## PROBLEM DESCRIPTION:
Look through the records below and collect all lines that hold the string "JSON".

Items from a dataset:
########

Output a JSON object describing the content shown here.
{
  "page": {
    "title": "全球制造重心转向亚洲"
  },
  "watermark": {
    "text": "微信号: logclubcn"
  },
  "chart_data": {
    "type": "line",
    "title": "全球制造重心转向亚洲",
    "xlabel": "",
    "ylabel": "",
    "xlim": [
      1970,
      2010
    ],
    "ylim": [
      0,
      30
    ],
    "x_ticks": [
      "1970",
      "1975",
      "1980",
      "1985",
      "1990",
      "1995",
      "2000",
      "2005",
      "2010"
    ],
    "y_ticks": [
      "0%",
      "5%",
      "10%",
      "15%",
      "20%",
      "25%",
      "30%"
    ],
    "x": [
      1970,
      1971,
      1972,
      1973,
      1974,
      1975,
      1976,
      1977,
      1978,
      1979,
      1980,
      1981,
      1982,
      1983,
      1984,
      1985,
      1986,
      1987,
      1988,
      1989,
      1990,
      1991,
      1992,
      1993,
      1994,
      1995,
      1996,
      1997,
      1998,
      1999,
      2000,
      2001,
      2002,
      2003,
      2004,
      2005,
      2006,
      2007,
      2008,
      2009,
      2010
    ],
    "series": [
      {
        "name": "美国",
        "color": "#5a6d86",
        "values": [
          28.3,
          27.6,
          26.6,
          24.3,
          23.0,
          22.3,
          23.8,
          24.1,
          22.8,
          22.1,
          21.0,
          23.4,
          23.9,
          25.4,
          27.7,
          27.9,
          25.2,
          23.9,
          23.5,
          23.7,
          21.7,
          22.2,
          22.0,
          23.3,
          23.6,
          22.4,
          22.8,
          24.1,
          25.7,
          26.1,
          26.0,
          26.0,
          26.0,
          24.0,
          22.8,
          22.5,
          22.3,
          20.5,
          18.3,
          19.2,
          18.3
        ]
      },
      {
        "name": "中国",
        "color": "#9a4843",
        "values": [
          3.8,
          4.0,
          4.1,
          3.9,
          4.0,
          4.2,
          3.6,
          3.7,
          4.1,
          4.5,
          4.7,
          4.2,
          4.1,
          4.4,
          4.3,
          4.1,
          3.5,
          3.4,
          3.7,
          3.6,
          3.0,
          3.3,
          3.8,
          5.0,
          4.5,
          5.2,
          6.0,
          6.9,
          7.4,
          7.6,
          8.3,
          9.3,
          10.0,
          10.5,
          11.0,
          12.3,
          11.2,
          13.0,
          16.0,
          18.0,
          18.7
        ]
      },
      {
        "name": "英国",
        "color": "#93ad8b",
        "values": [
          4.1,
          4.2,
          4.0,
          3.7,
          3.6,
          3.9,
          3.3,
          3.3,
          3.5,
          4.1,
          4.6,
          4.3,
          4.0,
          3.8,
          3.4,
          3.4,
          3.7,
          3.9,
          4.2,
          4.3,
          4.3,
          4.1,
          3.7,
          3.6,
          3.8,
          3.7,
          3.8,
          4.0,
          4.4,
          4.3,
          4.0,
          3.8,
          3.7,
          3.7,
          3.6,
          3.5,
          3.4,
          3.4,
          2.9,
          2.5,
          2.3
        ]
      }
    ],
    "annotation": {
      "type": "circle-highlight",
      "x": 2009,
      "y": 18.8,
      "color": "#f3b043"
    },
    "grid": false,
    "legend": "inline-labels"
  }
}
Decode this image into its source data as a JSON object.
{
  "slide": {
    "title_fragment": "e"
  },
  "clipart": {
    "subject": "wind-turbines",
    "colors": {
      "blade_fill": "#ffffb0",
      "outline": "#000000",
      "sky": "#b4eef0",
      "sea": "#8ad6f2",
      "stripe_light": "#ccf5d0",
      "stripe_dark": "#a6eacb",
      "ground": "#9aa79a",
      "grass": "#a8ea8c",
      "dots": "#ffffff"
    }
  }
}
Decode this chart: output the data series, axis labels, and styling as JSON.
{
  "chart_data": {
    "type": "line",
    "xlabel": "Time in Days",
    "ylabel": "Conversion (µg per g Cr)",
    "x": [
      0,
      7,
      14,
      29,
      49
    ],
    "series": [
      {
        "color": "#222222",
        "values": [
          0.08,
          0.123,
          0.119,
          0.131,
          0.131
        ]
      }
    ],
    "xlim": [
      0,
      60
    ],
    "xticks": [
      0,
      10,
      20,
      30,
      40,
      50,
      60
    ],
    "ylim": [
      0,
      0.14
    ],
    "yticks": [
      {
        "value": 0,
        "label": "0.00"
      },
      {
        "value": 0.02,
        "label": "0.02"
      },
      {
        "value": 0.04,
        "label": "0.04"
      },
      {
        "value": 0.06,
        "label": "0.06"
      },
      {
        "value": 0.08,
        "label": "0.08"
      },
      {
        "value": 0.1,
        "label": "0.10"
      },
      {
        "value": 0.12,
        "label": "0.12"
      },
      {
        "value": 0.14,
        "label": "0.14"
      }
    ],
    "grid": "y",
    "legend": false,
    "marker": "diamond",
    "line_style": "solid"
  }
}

########

## COMPLETED EXERCISE:
Output a JSON object describing the content shown here.
Decode this image into its source data as a JSON object.
Decode this chart: output the data series, axis labels, and styling as JSON.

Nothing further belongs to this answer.